## Problem to solve
Go through the entries one line at a time, and gather every line that has the word "Contributions".

## Data rows

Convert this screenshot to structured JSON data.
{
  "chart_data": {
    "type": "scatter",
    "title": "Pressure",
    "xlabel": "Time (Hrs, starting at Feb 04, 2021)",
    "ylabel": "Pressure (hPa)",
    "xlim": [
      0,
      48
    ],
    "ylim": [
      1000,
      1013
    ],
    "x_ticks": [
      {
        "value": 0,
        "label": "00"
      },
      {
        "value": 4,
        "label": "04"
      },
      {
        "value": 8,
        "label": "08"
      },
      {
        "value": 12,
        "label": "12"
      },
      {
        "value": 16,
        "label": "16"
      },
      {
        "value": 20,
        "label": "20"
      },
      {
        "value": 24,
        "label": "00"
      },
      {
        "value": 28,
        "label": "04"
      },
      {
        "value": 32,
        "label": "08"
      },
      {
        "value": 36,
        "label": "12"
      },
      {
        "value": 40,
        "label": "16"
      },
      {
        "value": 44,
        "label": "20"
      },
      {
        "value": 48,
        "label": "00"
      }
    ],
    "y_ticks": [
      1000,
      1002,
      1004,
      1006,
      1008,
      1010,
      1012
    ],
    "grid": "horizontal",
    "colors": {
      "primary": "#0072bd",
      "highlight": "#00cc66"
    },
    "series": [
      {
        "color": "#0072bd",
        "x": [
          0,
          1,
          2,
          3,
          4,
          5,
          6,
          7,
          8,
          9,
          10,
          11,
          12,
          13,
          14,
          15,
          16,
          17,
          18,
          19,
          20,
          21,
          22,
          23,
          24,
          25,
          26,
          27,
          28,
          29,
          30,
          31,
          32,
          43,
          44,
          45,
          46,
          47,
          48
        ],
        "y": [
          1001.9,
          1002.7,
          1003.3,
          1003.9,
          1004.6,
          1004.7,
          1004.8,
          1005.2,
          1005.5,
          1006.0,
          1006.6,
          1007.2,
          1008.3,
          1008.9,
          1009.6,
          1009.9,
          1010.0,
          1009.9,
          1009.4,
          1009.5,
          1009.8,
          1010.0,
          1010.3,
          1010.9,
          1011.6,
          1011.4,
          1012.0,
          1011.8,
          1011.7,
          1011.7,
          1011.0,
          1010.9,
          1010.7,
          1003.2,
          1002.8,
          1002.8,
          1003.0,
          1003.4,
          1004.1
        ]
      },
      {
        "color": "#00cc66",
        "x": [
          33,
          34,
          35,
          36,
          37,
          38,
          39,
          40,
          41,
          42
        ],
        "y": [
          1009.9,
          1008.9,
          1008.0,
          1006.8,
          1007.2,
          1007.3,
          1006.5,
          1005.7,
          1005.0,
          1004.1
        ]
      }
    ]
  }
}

--

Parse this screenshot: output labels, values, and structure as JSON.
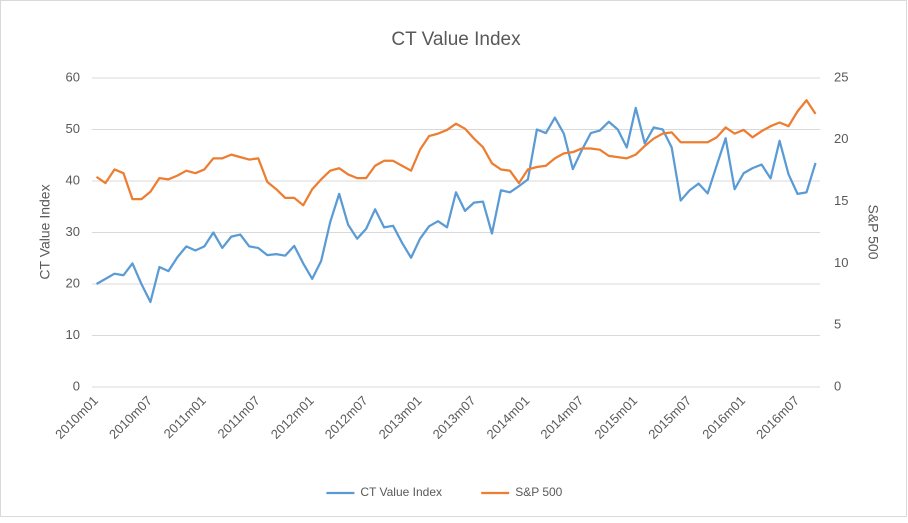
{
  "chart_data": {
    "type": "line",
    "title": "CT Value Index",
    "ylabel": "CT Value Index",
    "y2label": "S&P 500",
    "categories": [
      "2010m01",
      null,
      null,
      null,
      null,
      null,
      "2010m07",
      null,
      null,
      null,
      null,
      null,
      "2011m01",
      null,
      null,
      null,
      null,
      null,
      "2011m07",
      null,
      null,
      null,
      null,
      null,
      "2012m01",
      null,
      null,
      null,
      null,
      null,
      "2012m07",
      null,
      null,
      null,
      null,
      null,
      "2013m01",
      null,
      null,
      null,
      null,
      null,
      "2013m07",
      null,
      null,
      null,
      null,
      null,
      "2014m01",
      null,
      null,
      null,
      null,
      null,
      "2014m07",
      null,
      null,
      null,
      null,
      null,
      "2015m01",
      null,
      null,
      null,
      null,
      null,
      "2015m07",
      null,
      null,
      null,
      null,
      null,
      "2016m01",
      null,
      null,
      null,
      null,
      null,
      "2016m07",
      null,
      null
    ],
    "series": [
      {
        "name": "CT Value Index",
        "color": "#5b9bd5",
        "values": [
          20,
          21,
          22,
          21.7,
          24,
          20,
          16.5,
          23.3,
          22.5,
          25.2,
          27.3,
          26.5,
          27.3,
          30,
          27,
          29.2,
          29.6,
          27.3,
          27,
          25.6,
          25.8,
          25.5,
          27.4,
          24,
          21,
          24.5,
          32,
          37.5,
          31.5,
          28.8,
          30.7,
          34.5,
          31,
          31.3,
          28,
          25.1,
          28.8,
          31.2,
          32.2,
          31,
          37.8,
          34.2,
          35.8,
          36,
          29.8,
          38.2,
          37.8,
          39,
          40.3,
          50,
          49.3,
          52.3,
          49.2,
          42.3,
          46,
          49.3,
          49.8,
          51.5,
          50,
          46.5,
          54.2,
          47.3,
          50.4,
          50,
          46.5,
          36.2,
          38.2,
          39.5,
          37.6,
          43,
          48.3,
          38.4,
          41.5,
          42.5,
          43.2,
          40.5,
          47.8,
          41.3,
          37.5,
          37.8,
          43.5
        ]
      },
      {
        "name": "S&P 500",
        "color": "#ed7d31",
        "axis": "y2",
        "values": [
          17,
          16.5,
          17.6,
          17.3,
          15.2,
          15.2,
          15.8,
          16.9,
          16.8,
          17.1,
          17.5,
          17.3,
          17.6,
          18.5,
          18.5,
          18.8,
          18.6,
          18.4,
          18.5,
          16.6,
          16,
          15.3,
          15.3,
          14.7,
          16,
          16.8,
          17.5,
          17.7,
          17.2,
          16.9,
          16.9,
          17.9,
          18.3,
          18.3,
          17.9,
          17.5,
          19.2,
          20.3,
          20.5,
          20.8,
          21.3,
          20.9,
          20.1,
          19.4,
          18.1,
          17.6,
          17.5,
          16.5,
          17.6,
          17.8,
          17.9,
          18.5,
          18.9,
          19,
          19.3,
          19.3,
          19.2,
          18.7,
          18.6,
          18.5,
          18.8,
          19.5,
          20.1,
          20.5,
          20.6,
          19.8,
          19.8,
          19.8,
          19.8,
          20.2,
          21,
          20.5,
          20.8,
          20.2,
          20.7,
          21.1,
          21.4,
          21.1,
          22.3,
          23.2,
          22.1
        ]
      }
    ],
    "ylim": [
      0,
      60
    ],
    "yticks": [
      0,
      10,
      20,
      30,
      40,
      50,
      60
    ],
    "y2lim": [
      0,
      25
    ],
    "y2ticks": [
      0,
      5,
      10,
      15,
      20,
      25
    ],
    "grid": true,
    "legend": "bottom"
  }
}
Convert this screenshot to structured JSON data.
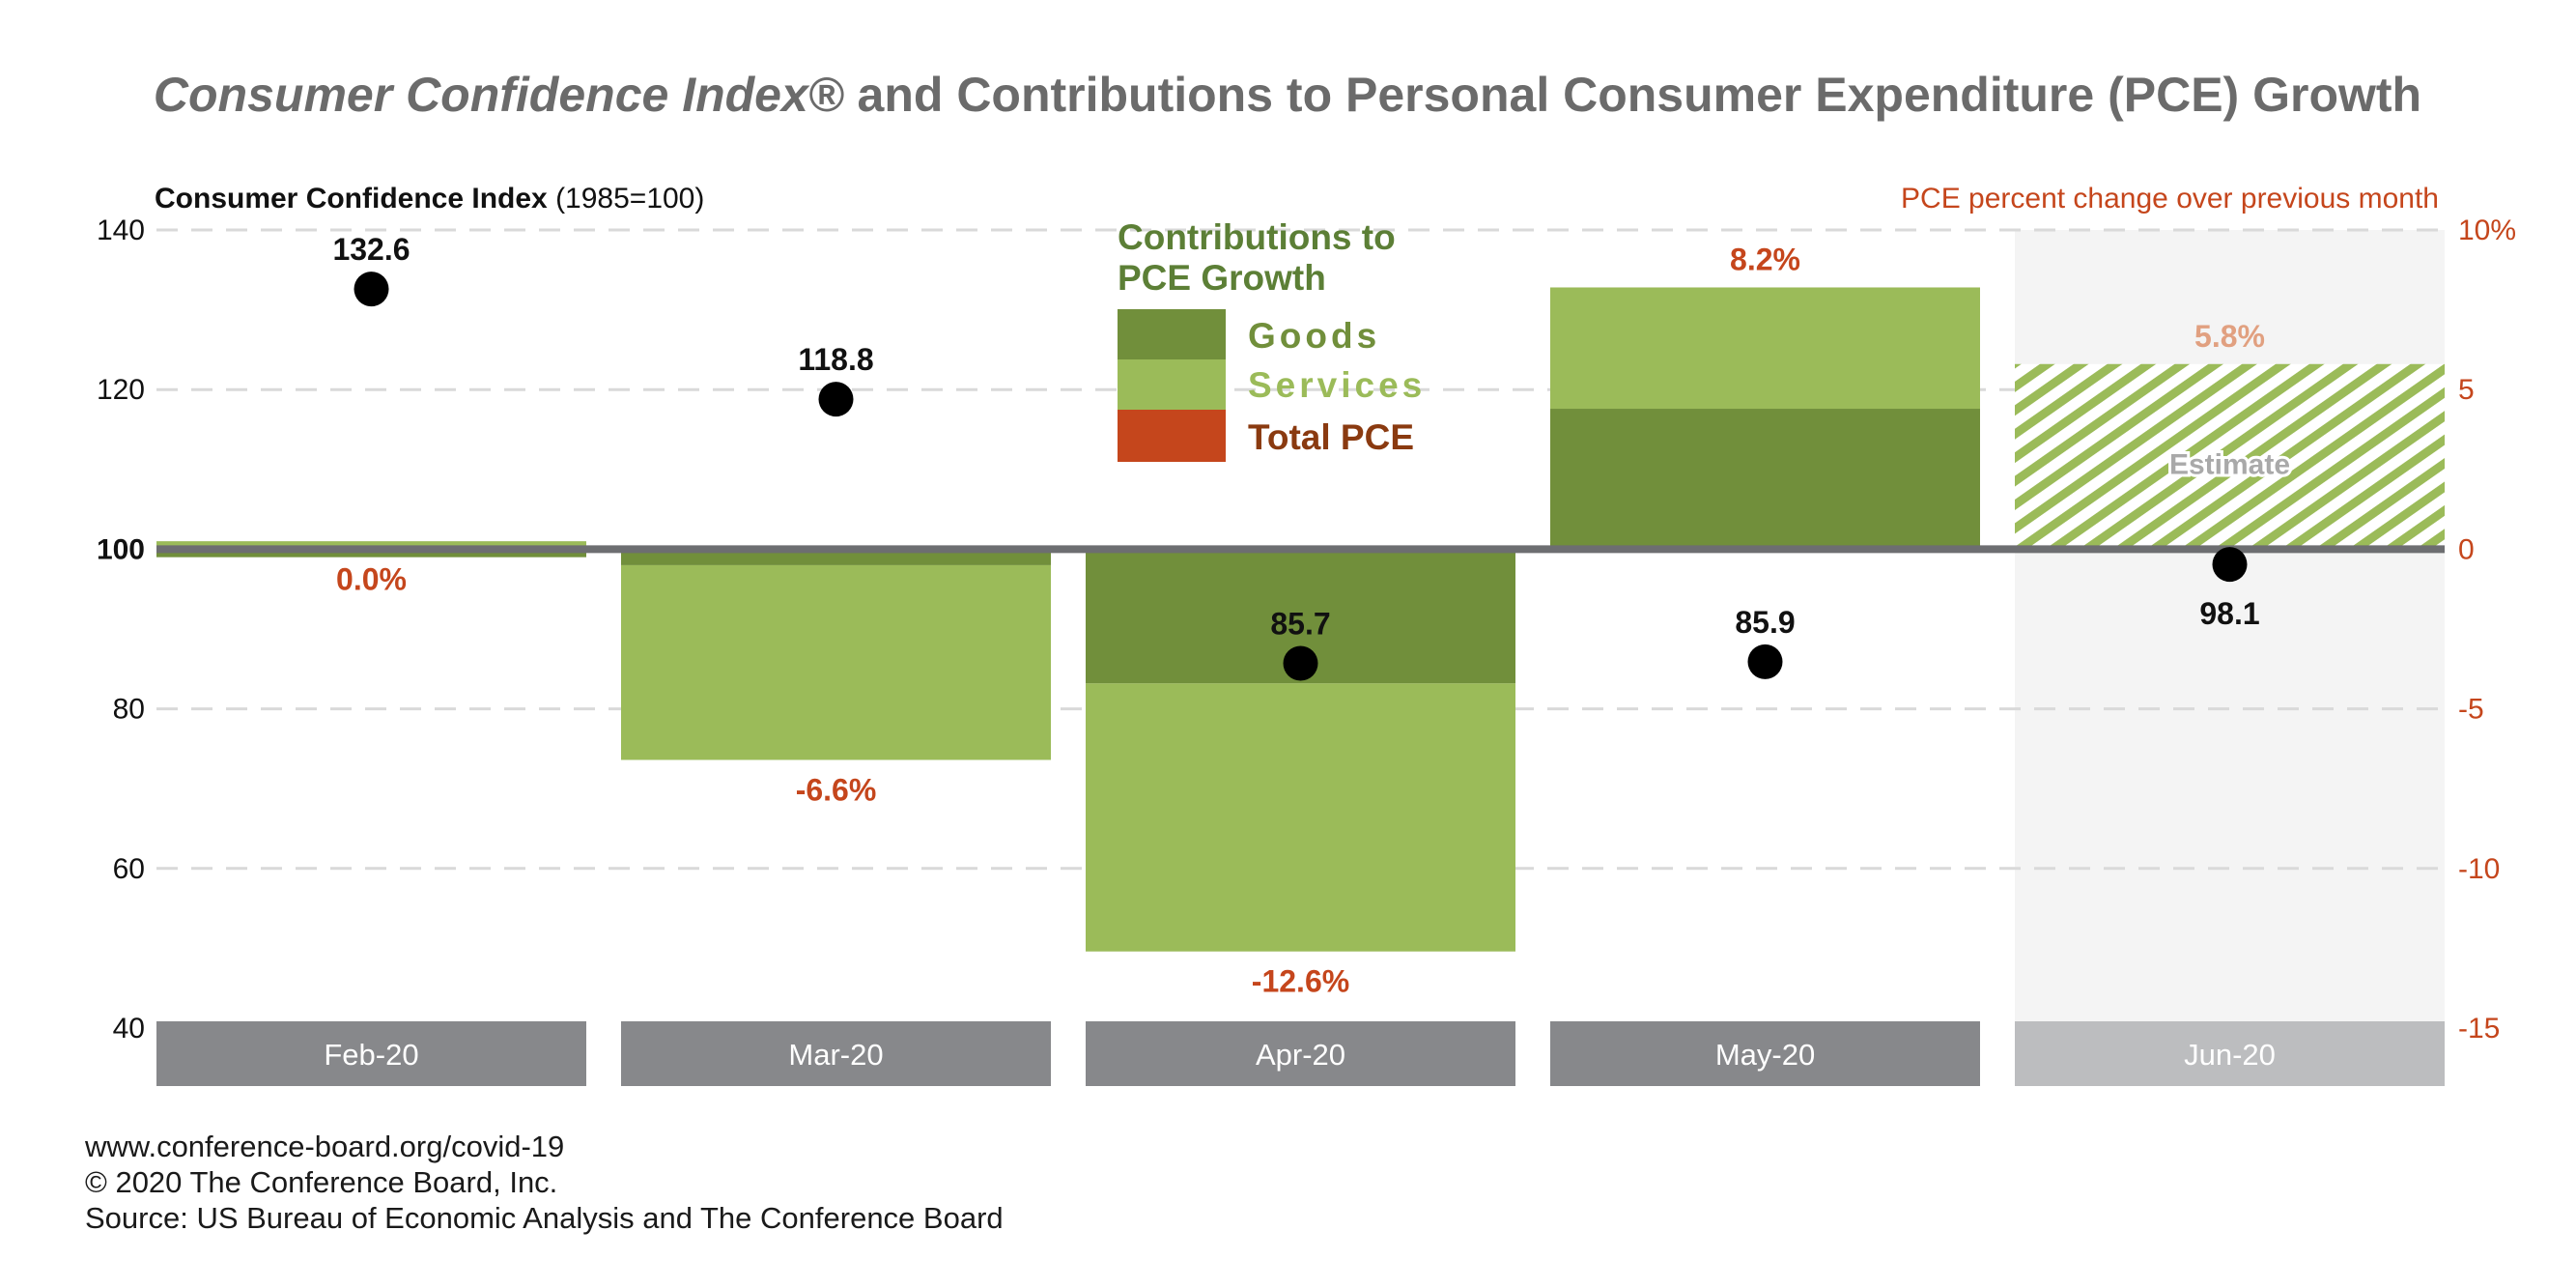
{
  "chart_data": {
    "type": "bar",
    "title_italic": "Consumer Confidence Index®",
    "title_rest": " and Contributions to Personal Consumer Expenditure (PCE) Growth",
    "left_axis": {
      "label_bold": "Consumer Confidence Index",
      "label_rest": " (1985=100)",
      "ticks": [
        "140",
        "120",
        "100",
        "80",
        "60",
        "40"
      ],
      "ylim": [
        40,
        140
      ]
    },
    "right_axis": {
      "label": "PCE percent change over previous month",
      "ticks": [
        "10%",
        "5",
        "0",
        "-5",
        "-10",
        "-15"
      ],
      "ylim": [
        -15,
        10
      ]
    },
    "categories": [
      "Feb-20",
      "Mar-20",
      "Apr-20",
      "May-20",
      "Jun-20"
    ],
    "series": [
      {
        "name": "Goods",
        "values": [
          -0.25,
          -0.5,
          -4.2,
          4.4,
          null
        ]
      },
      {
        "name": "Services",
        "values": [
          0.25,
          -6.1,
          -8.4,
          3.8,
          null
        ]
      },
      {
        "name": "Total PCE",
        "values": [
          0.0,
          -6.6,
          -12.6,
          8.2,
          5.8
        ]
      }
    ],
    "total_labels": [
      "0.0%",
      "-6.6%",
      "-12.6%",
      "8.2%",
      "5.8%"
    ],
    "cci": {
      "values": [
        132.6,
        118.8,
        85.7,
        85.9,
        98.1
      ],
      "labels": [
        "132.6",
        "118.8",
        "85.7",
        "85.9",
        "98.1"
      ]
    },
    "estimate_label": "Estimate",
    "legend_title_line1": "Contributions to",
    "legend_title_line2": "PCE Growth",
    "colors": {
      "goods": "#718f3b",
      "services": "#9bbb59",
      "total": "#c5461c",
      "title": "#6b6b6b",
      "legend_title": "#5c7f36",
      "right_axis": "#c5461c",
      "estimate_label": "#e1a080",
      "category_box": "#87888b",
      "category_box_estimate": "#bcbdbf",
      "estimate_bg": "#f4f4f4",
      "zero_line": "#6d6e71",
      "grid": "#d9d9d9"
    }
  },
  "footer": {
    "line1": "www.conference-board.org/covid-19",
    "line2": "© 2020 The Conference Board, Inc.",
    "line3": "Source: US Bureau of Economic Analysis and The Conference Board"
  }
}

---

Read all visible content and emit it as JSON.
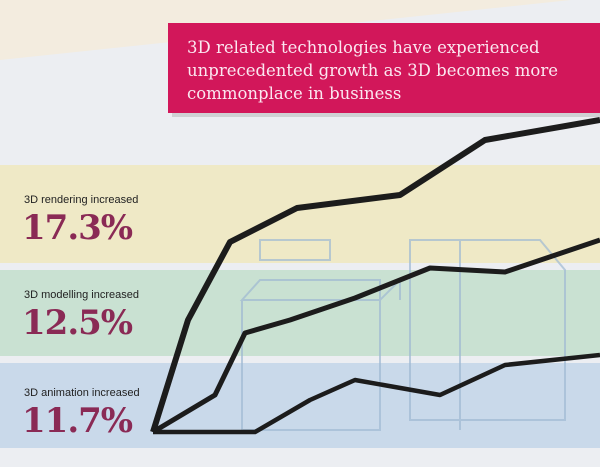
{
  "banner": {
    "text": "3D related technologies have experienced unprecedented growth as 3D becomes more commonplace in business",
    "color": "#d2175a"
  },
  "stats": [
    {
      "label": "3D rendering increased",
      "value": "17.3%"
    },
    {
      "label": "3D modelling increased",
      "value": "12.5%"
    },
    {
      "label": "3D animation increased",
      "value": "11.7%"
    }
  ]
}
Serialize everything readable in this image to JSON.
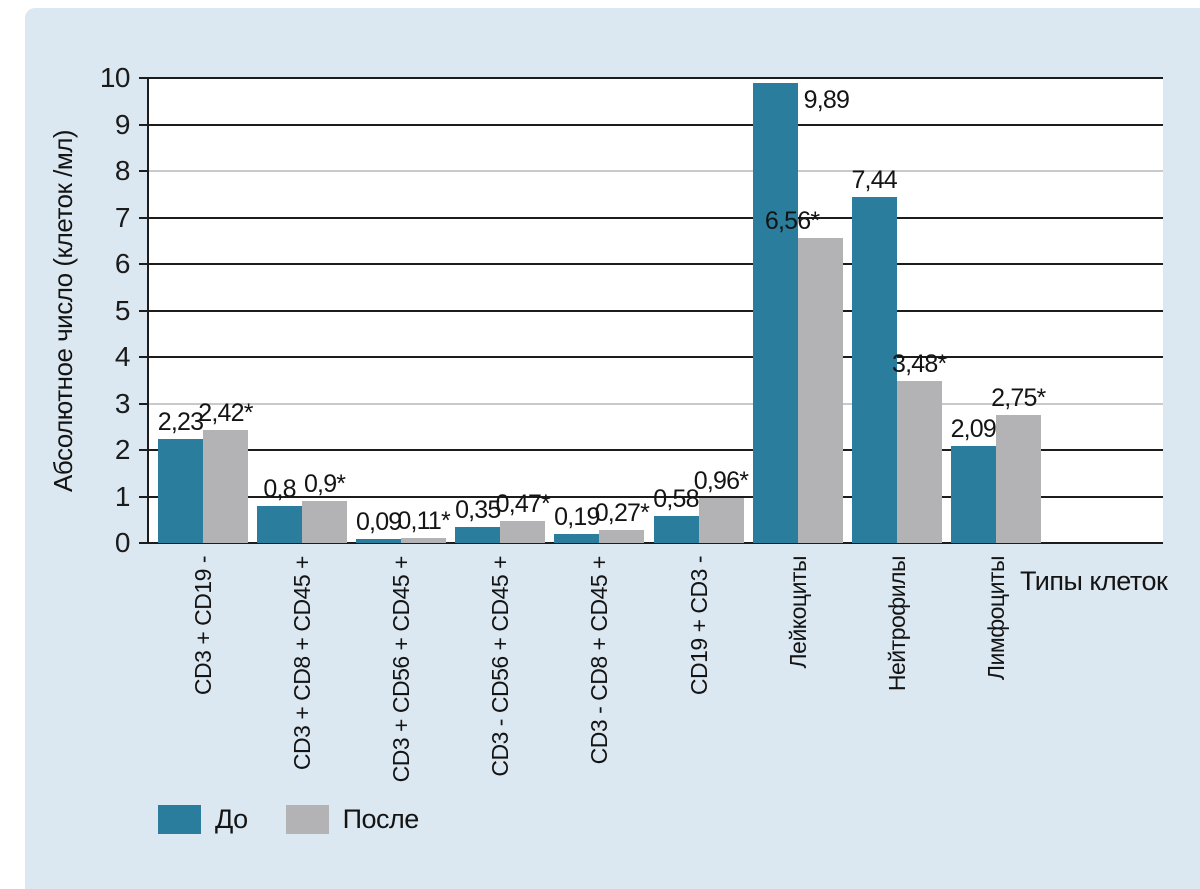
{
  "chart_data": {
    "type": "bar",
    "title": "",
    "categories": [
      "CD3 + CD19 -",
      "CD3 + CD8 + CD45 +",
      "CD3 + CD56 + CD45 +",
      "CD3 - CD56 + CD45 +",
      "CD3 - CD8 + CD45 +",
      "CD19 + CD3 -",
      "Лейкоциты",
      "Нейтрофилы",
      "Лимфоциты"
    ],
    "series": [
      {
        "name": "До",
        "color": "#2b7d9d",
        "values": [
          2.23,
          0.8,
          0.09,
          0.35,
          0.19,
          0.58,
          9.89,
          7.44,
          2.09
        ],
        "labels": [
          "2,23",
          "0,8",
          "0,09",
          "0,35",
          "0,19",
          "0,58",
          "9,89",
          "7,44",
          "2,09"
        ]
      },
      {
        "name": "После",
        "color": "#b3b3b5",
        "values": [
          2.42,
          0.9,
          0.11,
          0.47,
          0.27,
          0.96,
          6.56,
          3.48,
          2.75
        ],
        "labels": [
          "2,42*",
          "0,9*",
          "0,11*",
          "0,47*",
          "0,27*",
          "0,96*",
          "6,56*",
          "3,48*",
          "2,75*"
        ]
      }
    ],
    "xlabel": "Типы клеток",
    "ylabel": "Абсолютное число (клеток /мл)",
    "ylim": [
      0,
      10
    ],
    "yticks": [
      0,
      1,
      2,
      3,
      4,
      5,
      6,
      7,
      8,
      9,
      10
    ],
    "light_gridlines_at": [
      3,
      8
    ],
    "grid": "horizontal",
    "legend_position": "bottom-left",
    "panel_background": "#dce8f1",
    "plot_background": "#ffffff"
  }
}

## Answer in full
    "title_rest": " and Contributions to Personal Consumer Expenditure (PCE) Growth",
    "legend_title_line1": "Contributions to",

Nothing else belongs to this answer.